*What you need to do:*
Copy the material that follows word for word and omit its pictures.

*Input:*
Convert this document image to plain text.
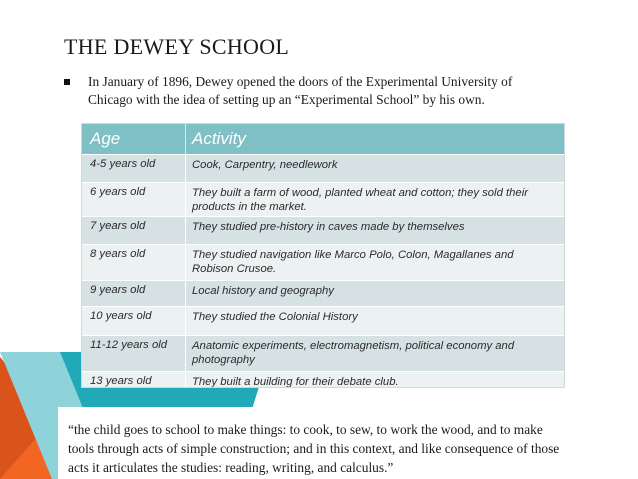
THE DEWEY SCHOOL
In January of 1896, Dewey opened the doors of the Experimental University of Chicago with the idea of setting up an “Experimental School” by his own.
Age	Activity
4-5 years old	Cook, Carpentry, needlework
6 years old	They built a farm of wood, planted wheat and cotton; they sold their products in the market.
7 years old	They studied pre-history in caves made by themselves
8 years old	They studied navigation like Marco Polo, Colon, Magallanes and Robison Crusoe.
9 years old	Local history and geography
10 years old	They studied the Colonial History
11-12 years old	Anatomic experiments, electromagnetism, political economy and photography
13 years old	They built a building for their debate club.
“the child goes to school to make things: to cook, to sew, to work the wood, and to make tools through acts of simple construction; and in this context, and like consequence of those acts it articulates the studies: reading, writing, and calculus.”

*Result:*
Convert this document image to plain text.
THE DEWEY SCHOOL
In January of 1896, Dewey opened the doors of the Experimental University of Chicago with the idea of setting up an “Experimental School” by his own.
Age	Activity
4-5 years old	Cook, Carpentry, needlework
6 years old	They built a farm of wood, planted wheat and cotton; they sold their products in the market.
7 years old	They studied pre-history in caves made by themselves
8 years old	They studied navigation like Marco Polo, Colon, Magallanes and Robison Crusoe.
9 years old	Local history and geography
10 years old	They studied the Colonial History
11-12 years old	Anatomic experiments, electromagnetism, political economy and photography
13 years old	They built a building for their debate club.
“the child goes to school to make things: to cook, to sew, to work the wood, and to make tools through acts of simple construction; and in this context, and like consequence of those acts it articulates the studies: reading, writing, and calculus.”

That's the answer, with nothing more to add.